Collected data
# # # #

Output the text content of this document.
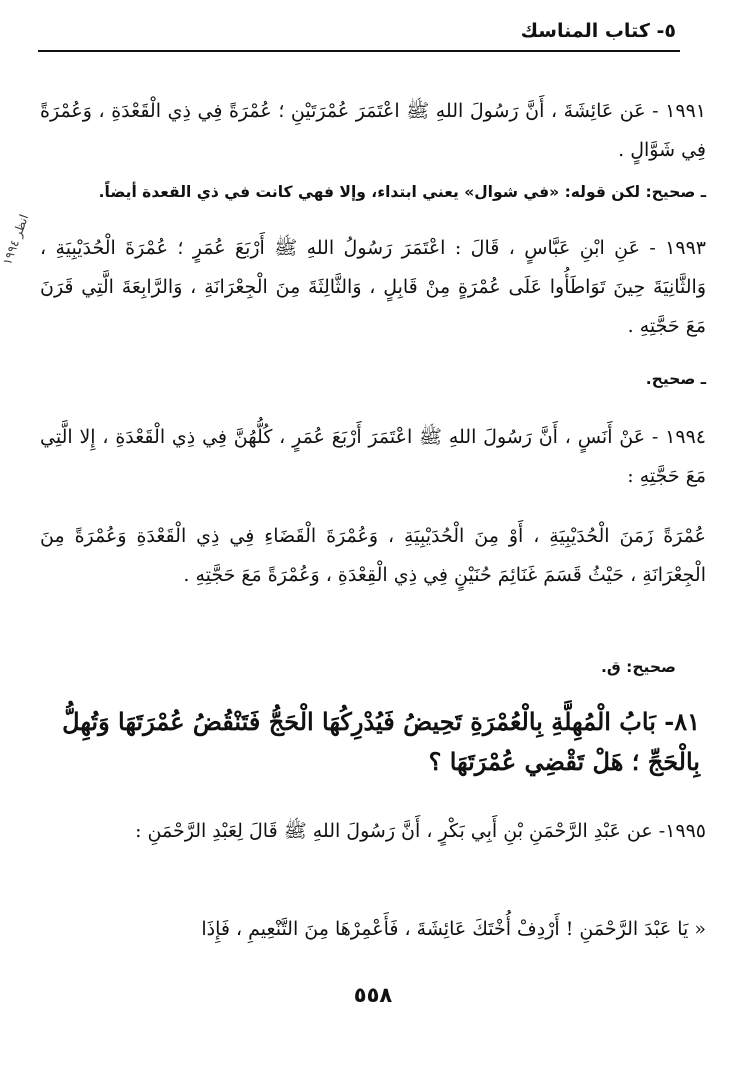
٥- كتاب المناسك
انظر ١٩٩٤
١٩٩١ - عَن عَائِشَةَ ، أَنَّ رَسُولَ اللهِ ﷺ اعْتَمَرَ عُمْرَتَيْنِ ؛ عُمْرَةً فِي ذِي الْقَعْدَةِ ، وَعُمْرَةً فِي شَوَّالٍ .
ـ صحيح: لكن قوله: «في شوال» يعني ابتداء، وإلا فهي كانت في ذي القعدة أيضاً.
١٩٩٣ - عَنِ ابْنِ عَبَّاسٍ ، قَالَ : اعْتَمَرَ رَسُولُ اللهِ ﷺ أَرْبَعَ عُمَرٍ ؛ عُمْرَةَ الْحُدَيْبِيَةِ ، وَالثَّانِيَةَ حِينَ تَوَاطَأُوا عَلَى عُمْرَةٍ مِنْ قَابِلٍ ، وَالثَّالِثَةَ مِنَ الْجِعْرَانَةِ ، وَالرَّابِعَةَ الَّتِي قَرَنَ مَعَ حَجَّتِهِ .
ـ صحيح.
١٩٩٤ - عَنْ أَنَسٍ ، أَنَّ رَسُولَ اللهِ ﷺ اعْتَمَرَ أَرْبَعَ عُمَرٍ ، كُلُّهُنَّ فِي ذِي الْقَعْدَةِ ، إِلا الَّتِي مَعَ حَجَّتِهِ :
عُمْرَةً زَمَنَ الْحُدَيْبِيَةِ ، أَوْ مِنَ الْحُدَيْبِيَةِ ، وَعُمْرَةَ الْقَضَاءِ فِي ذِي الْقَعْدَةِ وَعُمْرَةً مِنَ الْجِعْرَانَةِ ، حَيْثُ قَسَمَ غَنَائِمَ حُنَيْنٍ فِي ذِي الْقِعْدَةِ ، وَعُمْرَةً مَعَ حَجَّتِهِ .
صحيح: ق.
٨١- بَابُ الْمُهِلَّةِ بِالْعُمْرَةِ تَحِيضُ فَيُدْرِكُهَا الْحَجُّ فَتَنْقُضُ عُمْرَتَهَا وَتُهِلُّ بِالْحَجِّ ؛ هَلْ تَقْضِي عُمْرَتَهَا ؟
١٩٩٥- عن عَبْدِ الرَّحْمَنِ بْنِ أَبِي بَكْرٍ ، أَنَّ رَسُولَ اللهِ ﷺ قَالَ لِعَبْدِ الرَّحْمَنِ :
« يَا عَبْدَ الرَّحْمَنِ ! أَرْدِفْ أُخْتَكَ عَائِشَةَ ، فَأَعْمِرْهَا مِنَ التَّنْعِيمِ ، فَإِذَا
٥٥٨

# # # #

# Exercise:
Copy out all lines that carry the word "صحيح".

# Output of the exercise:
ـ صحيح: لكن قوله: «في شوال» يعني ابتداء، وإلا فهي كانت في ذي القعدة أيضاً.
ـ صحيح.
صحيح: ق.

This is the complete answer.